■ Description of the task
Copy the lines below verbatim, beginning with the line that includes "Output a JSON" and continuing to the end; leave out everything before it.

■ Extracted material
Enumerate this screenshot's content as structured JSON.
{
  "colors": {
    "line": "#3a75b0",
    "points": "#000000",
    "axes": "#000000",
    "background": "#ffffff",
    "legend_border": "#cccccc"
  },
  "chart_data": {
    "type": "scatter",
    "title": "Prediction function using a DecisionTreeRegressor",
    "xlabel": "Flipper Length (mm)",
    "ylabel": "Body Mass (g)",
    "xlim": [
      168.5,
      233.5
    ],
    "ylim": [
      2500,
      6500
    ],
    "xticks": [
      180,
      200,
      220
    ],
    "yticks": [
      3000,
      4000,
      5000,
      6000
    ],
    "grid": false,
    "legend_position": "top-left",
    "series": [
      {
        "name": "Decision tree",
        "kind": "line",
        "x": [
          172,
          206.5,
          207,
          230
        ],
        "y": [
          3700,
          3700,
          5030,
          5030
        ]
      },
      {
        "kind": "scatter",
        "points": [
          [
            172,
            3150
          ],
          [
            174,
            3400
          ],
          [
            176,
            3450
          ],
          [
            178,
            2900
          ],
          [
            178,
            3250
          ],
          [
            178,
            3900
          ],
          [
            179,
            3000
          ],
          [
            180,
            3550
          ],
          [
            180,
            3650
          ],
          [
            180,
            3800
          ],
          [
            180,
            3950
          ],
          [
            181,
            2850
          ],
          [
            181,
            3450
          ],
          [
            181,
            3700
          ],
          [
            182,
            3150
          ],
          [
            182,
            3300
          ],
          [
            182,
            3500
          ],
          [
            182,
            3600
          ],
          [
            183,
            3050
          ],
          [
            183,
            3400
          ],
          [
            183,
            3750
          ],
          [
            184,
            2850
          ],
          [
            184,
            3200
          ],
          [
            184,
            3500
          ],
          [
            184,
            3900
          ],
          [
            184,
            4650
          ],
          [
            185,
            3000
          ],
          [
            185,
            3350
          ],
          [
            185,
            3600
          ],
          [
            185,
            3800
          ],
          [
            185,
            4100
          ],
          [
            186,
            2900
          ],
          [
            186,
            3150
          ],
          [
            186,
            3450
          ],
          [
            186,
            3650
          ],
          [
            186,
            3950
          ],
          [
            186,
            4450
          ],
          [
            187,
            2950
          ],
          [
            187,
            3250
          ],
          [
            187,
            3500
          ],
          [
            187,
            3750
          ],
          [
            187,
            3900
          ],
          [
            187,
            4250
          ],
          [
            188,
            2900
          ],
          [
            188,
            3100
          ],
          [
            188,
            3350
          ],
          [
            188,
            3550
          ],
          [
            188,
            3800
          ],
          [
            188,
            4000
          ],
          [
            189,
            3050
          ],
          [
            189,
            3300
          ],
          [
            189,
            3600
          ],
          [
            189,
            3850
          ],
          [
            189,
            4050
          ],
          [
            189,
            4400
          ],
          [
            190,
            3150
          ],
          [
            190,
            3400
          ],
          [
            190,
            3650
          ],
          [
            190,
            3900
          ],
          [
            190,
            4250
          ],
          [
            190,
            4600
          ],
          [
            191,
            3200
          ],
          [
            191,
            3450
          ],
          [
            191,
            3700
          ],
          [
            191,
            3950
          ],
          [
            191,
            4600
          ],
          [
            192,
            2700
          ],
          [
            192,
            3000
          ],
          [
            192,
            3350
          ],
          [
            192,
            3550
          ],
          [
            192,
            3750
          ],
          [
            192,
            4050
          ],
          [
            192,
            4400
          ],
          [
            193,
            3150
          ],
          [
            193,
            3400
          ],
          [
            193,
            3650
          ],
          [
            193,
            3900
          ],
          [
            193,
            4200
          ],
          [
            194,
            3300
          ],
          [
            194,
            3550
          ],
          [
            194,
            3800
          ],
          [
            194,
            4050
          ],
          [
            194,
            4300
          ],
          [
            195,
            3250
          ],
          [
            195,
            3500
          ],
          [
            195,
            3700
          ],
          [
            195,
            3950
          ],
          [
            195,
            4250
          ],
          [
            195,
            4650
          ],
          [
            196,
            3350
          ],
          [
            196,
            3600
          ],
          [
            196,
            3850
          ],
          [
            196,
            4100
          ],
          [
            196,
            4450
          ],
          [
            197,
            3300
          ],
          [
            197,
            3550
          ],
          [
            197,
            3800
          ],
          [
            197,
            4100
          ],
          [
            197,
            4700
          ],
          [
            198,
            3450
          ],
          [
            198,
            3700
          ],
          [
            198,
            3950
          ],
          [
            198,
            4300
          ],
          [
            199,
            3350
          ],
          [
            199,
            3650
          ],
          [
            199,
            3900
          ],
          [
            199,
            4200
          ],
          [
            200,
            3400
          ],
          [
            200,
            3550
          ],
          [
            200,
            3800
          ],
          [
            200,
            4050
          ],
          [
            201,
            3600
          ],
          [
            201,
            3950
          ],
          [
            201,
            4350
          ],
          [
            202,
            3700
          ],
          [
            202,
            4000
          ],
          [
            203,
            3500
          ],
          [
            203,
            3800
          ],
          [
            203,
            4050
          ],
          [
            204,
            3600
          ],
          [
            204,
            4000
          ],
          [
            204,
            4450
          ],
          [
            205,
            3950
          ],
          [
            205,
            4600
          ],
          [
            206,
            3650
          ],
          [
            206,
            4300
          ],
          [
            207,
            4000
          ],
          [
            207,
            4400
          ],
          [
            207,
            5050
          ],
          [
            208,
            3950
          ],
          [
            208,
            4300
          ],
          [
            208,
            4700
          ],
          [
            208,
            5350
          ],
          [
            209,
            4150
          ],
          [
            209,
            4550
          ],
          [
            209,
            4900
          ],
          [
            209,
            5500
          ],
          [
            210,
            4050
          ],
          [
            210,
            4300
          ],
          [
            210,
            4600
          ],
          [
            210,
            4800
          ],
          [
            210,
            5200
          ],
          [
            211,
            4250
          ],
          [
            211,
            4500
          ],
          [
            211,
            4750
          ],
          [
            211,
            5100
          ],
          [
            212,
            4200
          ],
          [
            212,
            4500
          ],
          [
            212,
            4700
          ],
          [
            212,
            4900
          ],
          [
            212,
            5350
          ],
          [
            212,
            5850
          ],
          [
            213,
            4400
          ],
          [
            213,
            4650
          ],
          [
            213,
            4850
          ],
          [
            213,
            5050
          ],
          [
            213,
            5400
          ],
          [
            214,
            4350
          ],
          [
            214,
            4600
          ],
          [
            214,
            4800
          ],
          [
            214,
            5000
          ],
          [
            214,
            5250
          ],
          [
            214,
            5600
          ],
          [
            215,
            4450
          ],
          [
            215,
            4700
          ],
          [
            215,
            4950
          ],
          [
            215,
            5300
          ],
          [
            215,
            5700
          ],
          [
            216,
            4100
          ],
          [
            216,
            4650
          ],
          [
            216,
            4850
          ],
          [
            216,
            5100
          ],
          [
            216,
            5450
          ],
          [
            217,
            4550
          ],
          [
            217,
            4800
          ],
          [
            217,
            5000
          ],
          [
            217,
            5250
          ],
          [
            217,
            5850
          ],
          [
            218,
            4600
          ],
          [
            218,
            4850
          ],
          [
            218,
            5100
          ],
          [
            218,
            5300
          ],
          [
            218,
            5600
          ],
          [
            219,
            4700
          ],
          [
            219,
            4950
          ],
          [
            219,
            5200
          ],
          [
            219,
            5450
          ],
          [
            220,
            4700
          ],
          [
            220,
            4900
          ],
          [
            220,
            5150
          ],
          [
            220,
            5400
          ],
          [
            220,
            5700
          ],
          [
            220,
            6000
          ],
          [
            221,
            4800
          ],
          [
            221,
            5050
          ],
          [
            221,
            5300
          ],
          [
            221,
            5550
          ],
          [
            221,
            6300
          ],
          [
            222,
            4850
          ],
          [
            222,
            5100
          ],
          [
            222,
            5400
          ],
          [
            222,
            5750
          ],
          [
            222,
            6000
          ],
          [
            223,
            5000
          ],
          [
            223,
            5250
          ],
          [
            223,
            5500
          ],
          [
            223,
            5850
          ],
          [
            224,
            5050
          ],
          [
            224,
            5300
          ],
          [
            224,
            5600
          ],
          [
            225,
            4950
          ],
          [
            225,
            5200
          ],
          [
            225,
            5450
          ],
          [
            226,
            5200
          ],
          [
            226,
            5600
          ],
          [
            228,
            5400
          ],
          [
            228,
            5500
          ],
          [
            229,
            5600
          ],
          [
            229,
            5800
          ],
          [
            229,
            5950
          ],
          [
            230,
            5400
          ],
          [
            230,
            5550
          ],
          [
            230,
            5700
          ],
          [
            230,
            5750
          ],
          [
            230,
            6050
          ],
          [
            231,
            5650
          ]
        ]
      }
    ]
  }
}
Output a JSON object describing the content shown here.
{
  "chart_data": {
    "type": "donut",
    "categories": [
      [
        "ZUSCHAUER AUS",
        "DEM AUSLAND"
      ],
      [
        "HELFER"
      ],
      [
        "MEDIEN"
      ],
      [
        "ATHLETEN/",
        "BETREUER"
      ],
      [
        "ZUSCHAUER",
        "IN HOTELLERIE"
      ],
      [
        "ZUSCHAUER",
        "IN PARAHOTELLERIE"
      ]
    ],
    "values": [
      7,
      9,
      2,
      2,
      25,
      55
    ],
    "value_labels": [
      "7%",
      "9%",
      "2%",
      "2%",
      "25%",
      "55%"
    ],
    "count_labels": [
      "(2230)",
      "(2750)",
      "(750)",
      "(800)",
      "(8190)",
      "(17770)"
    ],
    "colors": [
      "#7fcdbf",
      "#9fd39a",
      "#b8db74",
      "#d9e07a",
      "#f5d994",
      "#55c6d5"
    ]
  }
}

■ Finished answer
Output a JSON object describing the content shown here.
{
  "chart_data": {
    "type": "donut",
    "categories": [
      [
        "ZUSCHAUER AUS",
        "DEM AUSLAND"
      ],
      [
        "HELFER"
      ],
      [
        "MEDIEN"
      ],
      [
        "ATHLETEN/",
        "BETREUER"
      ],
      [
        "ZUSCHAUER",
        "IN HOTELLERIE"
      ],
      [
        "ZUSCHAUER",
        "IN PARAHOTELLERIE"
      ]
    ],
    "values": [
      7,
      9,
      2,
      2,
      25,
      55
    ],
    "value_labels": [
      "7%",
      "9%",
      "2%",
      "2%",
      "25%",
      "55%"
    ],
    "count_labels": [
      "(2230)",
      "(2750)",
      "(750)",
      "(800)",
      "(8190)",
      "(17770)"
    ],
    "colors": [
      "#7fcdbf",
      "#9fd39a",
      "#b8db74",
      "#d9e07a",
      "#f5d994",
      "#55c6d5"
    ]
  }
}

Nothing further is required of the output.